Data records
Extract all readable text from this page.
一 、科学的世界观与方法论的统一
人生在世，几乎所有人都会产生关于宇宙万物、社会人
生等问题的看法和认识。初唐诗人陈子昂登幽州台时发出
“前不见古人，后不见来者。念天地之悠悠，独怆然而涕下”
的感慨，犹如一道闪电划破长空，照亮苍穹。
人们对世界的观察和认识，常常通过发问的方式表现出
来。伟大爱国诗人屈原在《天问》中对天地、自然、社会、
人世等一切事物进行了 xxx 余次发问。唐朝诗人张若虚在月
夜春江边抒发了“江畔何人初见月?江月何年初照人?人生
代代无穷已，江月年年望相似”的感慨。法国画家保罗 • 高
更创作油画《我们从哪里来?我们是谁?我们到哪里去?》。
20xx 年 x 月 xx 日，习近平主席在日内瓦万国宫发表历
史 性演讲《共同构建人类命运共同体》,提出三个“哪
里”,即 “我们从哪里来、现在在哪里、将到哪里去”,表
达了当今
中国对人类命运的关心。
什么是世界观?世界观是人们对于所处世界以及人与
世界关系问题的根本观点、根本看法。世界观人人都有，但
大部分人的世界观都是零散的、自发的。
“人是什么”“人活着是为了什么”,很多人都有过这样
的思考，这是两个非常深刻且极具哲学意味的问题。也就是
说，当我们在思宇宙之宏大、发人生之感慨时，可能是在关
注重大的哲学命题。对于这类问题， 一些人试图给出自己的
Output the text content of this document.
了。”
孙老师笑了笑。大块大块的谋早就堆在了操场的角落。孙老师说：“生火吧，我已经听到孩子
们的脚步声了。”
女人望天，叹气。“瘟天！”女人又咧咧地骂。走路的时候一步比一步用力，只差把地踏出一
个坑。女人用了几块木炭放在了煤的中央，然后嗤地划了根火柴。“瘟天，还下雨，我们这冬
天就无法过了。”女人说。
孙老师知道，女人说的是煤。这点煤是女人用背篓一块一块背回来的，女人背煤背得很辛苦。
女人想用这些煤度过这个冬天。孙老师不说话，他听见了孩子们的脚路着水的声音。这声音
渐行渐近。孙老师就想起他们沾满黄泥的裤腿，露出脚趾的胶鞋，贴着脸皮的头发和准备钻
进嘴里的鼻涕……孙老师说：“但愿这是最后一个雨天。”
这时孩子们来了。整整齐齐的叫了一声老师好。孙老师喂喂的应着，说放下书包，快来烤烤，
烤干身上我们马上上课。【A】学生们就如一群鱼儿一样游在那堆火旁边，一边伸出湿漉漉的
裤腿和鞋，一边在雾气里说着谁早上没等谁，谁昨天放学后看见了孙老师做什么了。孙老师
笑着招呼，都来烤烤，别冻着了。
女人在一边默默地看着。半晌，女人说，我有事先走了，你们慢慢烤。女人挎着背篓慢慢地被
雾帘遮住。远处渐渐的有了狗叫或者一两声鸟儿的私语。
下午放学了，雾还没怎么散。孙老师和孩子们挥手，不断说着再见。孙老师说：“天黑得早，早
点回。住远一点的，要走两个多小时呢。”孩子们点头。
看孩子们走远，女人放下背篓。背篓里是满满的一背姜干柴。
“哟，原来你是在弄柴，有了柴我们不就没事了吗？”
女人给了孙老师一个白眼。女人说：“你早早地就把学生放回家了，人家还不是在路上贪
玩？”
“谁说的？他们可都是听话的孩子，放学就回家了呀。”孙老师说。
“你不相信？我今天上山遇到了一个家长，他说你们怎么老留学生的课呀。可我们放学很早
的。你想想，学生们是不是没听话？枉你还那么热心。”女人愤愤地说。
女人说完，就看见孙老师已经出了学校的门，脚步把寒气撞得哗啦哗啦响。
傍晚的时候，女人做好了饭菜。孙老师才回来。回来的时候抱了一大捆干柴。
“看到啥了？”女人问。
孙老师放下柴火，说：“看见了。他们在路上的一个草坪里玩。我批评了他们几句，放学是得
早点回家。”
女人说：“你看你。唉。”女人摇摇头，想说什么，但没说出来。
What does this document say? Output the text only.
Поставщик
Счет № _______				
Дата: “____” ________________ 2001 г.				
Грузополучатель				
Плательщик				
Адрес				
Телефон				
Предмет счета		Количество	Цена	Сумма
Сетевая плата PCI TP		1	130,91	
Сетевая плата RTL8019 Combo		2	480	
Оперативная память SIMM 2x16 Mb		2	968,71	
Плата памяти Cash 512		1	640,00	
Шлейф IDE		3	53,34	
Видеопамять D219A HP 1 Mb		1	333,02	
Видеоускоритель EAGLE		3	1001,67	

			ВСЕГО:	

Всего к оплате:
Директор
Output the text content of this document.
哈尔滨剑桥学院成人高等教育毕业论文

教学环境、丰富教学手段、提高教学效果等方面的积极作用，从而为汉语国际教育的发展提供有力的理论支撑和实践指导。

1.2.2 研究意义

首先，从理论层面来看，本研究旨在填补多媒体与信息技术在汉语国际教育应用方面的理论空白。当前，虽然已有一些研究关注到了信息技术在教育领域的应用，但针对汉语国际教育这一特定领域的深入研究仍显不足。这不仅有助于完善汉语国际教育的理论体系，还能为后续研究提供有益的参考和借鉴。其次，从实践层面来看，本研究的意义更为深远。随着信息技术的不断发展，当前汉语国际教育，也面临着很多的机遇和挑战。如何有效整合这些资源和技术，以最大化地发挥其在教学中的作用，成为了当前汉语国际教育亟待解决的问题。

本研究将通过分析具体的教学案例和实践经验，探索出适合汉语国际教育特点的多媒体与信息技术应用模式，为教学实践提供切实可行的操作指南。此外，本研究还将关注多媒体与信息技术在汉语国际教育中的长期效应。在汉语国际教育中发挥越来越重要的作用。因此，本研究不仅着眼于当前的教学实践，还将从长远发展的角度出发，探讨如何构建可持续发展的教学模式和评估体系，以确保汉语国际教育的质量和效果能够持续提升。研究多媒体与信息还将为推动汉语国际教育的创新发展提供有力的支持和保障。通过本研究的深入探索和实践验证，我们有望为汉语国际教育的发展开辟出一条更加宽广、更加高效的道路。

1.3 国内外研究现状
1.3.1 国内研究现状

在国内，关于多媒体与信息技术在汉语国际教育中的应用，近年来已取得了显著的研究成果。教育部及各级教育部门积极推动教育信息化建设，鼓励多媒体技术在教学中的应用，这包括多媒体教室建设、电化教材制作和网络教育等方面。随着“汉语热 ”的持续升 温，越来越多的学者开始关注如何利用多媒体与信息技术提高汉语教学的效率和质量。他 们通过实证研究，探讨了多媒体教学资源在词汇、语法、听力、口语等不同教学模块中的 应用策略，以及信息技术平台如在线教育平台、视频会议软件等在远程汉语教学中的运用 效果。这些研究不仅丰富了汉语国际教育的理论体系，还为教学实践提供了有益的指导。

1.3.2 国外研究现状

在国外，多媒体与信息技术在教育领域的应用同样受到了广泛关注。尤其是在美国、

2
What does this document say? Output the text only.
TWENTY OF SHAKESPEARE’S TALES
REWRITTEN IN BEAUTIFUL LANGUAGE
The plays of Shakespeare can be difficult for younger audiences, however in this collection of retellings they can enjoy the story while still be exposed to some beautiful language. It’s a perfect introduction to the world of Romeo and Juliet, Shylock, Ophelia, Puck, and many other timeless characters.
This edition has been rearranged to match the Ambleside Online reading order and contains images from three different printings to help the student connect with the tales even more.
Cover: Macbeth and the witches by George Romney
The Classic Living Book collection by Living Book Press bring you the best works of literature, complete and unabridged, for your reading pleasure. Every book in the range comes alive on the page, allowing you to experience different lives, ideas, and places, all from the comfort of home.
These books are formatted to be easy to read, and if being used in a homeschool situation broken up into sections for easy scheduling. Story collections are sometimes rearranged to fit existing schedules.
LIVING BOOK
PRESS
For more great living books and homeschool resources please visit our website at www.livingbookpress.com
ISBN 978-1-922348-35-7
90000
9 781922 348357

STATED EXERCISE :: Every record should be given again exactly.

OUTPUT BELOW ::
Extract all readable text from this page.
一 、科学的世界观与方法论的统一
人生在世，几乎所有人都会产生关于宇宙万物、社会人
生等问题的看法和认识。初唐诗人陈子昂登幽州台时发出
“前不见古人，后不见来者。念天地之悠悠，独怆然而涕下”
的感慨，犹如一道闪电划破长空，照亮苍穹。
人们对世界的观察和认识，常常通过发问的方式表现出
来。伟大爱国诗人屈原在《天问》中对天地、自然、社会、
人世等一切事物进行了 xxx 余次发问。唐朝诗人张若虚在月
夜春江边抒发了“江畔何人初见月?江月何年初照人?人生
代代无穷已，江月年年望相似”的感慨。法国画家保罗 • 高
更创作油画《我们从哪里来?我们是谁?我们到哪里去?》。
20xx 年 x 月 xx 日，习近平主席在日内瓦万国宫发表历
史 性演讲《共同构建人类命运共同体》,提出三个“哪
里”,即 “我们从哪里来、现在在哪里、将到哪里去”,表
达了当今
中国对人类命运的关心。
什么是世界观?世界观是人们对于所处世界以及人与
世界关系问题的根本观点、根本看法。世界观人人都有，但
大部分人的世界观都是零散的、自发的。
“人是什么”“人活着是为了什么”,很多人都有过这样
的思考，这是两个非常深刻且极具哲学意味的问题。也就是
说，当我们在思宇宙之宏大、发人生之感慨时，可能是在关
注重大的哲学命题。对于这类问题， 一些人试图给出自己的
Output the text content of this document.
了。”
孙老师笑了笑。大块大块的谋早就堆在了操场的角落。孙老师说：“生火吧，我已经听到孩子
们的脚步声了。”
女人望天，叹气。“瘟天！”女人又咧咧地骂。走路的时候一步比一步用力，只差把地踏出一
个坑。女人用了几块木炭放在了煤的中央，然后嗤地划了根火柴。“瘟天，还下雨，我们这冬
天就无法过了。”女人说。
孙老师知道，女人说的是煤。这点煤是女人用背篓一块一块背回来的，女人背煤背得很辛苦。
女人想用这些煤度过这个冬天。孙老师不说话，他听见了孩子们的脚路着水的声音。这声音
渐行渐近。孙老师就想起他们沾满黄泥的裤腿，露出脚趾的胶鞋，贴着脸皮的头发和准备钻
进嘴里的鼻涕……孙老师说：“但愿这是最后一个雨天。”
这时孩子们来了。整整齐齐的叫了一声老师好。孙老师喂喂的应着，说放下书包，快来烤烤，
烤干身上我们马上上课。【A】学生们就如一群鱼儿一样游在那堆火旁边，一边伸出湿漉漉的
裤腿和鞋，一边在雾气里说着谁早上没等谁，谁昨天放学后看见了孙老师做什么了。孙老师
笑着招呼，都来烤烤，别冻着了。
女人在一边默默地看着。半晌，女人说，我有事先走了，你们慢慢烤。女人挎着背篓慢慢地被
雾帘遮住。远处渐渐的有了狗叫或者一两声鸟儿的私语。
下午放学了，雾还没怎么散。孙老师和孩子们挥手，不断说着再见。孙老师说：“天黑得早，早
点回。住远一点的，要走两个多小时呢。”孩子们点头。
看孩子们走远，女人放下背篓。背篓里是满满的一背姜干柴。
“哟，原来你是在弄柴，有了柴我们不就没事了吗？”
女人给了孙老师一个白眼。女人说：“你早早地就把学生放回家了，人家还不是在路上贪
玩？”
“谁说的？他们可都是听话的孩子，放学就回家了呀。”孙老师说。
“你不相信？我今天上山遇到了一个家长，他说你们怎么老留学生的课呀。可我们放学很早
的。你想想，学生们是不是没听话？枉你还那么热心。”女人愤愤地说。
女人说完，就看见孙老师已经出了学校的门，脚步把寒气撞得哗啦哗啦响。
傍晚的时候，女人做好了饭菜。孙老师才回来。回来的时候抱了一大捆干柴。
“看到啥了？”女人问。
孙老师放下柴火，说：“看见了。他们在路上的一个草坪里玩。我批评了他们几句，放学是得
早点回家。”
女人说：“你看你。唉。”女人摇摇头，想说什么，但没说出来。
What does this document say? Output the text only.
Поставщик
Счет № _______				
Дата: “____” ________________ 2001 г.				
Грузополучатель				
Плательщик				
Адрес				
Телефон				
Предмет счета		Количество	Цена	Сумма
Сетевая плата PCI TP		1	130,91	
Сетевая плата RTL8019 Combo		2	480	
Оперативная память SIMM 2x16 Mb		2	968,71	
Плата памяти Cash 512		1	640,00	
Шлейф IDE		3	53,34	
Видеопамять D219A HP 1 Mb		1	333,02	
Видеоускоритель EAGLE		3	1001,67	

			ВСЕГО:	

Всего к оплате:
Директор
Output the text content of this document.
哈尔滨剑桥学院成人高等教育毕业论文

教学环境、丰富教学手段、提高教学效果等方面的积极作用，从而为汉语国际教育的发展提供有力的理论支撑和实践指导。

1.2.2 研究意义

首先，从理论层面来看，本研究旨在填补多媒体与信息技术在汉语国际教育应用方面的理论空白。当前，虽然已有一些研究关注到了信息技术在教育领域的应用，但针对汉语国际教育这一特定领域的深入研究仍显不足。这不仅有助于完善汉语国际教育的理论体系，还能为后续研究提供有益的参考和借鉴。其次，从实践层面来看，本研究的意义更为深远。随着信息技术的不断发展，当前汉语国际教育，也面临着很多的机遇和挑战。如何有效整合这些资源和技术，以最大化地发挥其在教学中的作用，成为了当前汉语国际教育亟待解决的问题。

本研究将通过分析具体的教学案例和实践经验，探索出适合汉语国际教育特点的多媒体与信息技术应用模式，为教学实践提供切实可行的操作指南。此外，本研究还将关注多媒体与信息技术在汉语国际教育中的长期效应。在汉语国际教育中发挥越来越重要的作用。因此，本研究不仅着眼于当前的教学实践，还将从长远发展的角度出发，探讨如何构建可持续发展的教学模式和评估体系，以确保汉语国际教育的质量和效果能够持续提升。研究多媒体与信息还将为推动汉语国际教育的创新发展提供有力的支持和保障。通过本研究的深入探索和实践验证，我们有望为汉语国际教育的发展开辟出一条更加宽广、更加高效的道路。

1.3 国内外研究现状
1.3.1 国内研究现状

在国内，关于多媒体与信息技术在汉语国际教育中的应用，近年来已取得了显著的研究成果。教育部及各级教育部门积极推动教育信息化建设，鼓励多媒体技术在教学中的应用，这包括多媒体教室建设、电化教材制作和网络教育等方面。随着“汉语热 ”的持续升 温，越来越多的学者开始关注如何利用多媒体与信息技术提高汉语教学的效率和质量。他 们通过实证研究，探讨了多媒体教学资源在词汇、语法、听力、口语等不同教学模块中的 应用策略，以及信息技术平台如在线教育平台、视频会议软件等在远程汉语教学中的运用 效果。这些研究不仅丰富了汉语国际教育的理论体系，还为教学实践提供了有益的指导。

1.3.2 国外研究现状

在国外，多媒体与信息技术在教育领域的应用同样受到了广泛关注。尤其是在美国、

2
What does this document say? Output the text only.
TWENTY OF SHAKESPEARE’S TALES
REWRITTEN IN BEAUTIFUL LANGUAGE
The plays of Shakespeare can be difficult for younger audiences, however in this collection of retellings they can enjoy the story while still be exposed to some beautiful language. It’s a perfect introduction to the world of Romeo and Juliet, Shylock, Ophelia, Puck, and many other timeless characters.
This edition has been rearranged to match the Ambleside Online reading order and contains images from three different printings to help the student connect with the tales even more.
Cover: Macbeth and the witches by George Romney
The Classic Living Book collection by Living Book Press bring you the best works of literature, complete and unabridged, for your reading pleasure. Every book in the range comes alive on the page, allowing you to experience different lives, ideas, and places, all from the comfort of home.
These books are formatted to be easy to read, and if being used in a homeschool situation broken up into sections for easy scheduling. Story collections are sometimes rearranged to fit existing schedules.
LIVING BOOK
PRESS
For more great living books and homeschool resources please visit our website at www.livingbookpress.com
ISBN 978-1-922348-35-7
90000
9 781922 348357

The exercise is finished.